▶ [WHAT TO PRODUCE]:
Check every line in the records below for the word "grid" and report how many have it, nothing more.

[Figure record extracts]
◆ ◆ ◆ ◆

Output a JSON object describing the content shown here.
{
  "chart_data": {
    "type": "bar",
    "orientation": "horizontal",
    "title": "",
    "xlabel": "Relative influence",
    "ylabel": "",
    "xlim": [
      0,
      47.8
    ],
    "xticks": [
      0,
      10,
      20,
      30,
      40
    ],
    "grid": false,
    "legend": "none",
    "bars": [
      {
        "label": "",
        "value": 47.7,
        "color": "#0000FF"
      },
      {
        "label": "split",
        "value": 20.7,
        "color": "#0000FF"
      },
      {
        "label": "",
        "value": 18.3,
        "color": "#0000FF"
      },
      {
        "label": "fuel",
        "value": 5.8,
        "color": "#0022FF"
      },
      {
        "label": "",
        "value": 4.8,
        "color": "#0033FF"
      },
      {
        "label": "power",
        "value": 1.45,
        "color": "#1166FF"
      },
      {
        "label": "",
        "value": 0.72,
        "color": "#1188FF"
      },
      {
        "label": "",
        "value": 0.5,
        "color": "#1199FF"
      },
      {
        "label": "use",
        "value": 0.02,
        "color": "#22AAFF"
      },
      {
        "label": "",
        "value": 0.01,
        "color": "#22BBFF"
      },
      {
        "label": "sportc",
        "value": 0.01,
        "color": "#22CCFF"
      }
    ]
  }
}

◆ ◆ ◆ ◆

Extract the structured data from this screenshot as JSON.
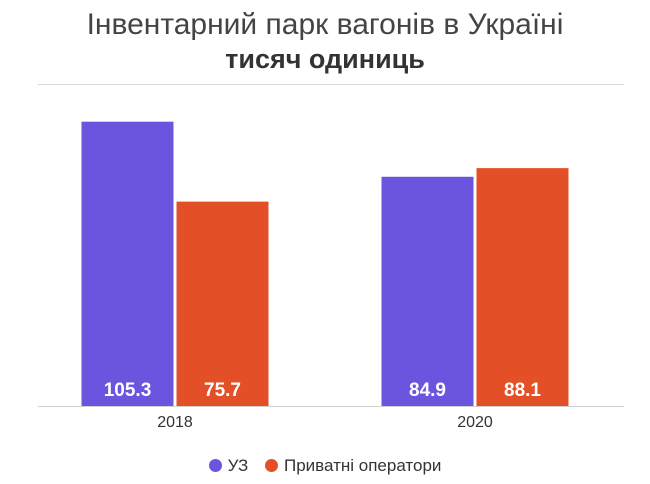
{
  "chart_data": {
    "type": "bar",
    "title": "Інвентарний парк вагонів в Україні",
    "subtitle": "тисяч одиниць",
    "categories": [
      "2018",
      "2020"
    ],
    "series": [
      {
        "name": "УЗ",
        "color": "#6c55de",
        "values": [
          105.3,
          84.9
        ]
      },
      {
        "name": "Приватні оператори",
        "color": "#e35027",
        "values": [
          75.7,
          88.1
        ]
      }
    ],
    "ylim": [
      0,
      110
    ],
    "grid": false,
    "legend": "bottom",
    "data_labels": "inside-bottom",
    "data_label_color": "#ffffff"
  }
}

◆ ◆ ◆ ◆

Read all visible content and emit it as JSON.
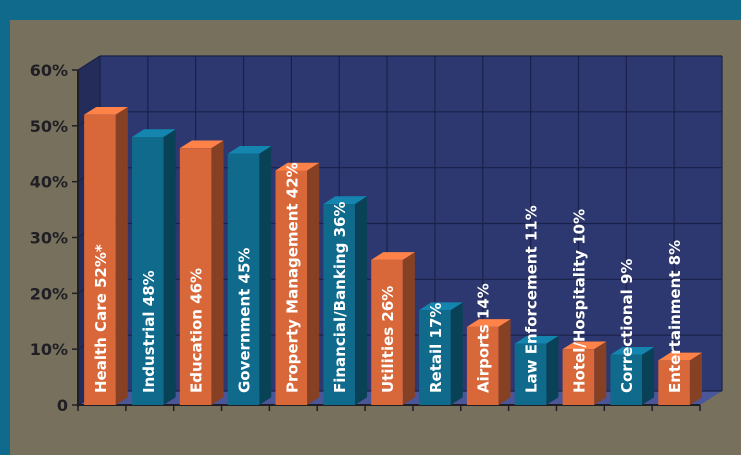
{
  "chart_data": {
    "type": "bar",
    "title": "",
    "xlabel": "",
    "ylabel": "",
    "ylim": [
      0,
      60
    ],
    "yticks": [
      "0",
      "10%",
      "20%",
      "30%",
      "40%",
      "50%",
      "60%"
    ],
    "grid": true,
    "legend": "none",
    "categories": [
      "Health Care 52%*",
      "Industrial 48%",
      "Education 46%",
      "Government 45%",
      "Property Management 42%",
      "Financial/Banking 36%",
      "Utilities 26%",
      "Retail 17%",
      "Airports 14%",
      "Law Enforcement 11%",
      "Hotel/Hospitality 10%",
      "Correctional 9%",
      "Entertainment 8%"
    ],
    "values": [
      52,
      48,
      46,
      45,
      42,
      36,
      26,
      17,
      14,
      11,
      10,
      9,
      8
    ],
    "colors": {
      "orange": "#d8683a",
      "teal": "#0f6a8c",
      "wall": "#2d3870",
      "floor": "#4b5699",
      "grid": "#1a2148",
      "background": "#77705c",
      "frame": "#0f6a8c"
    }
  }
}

◆ ◆ ◆ ◆

▶ [COMPLETE OUTPUT]:
4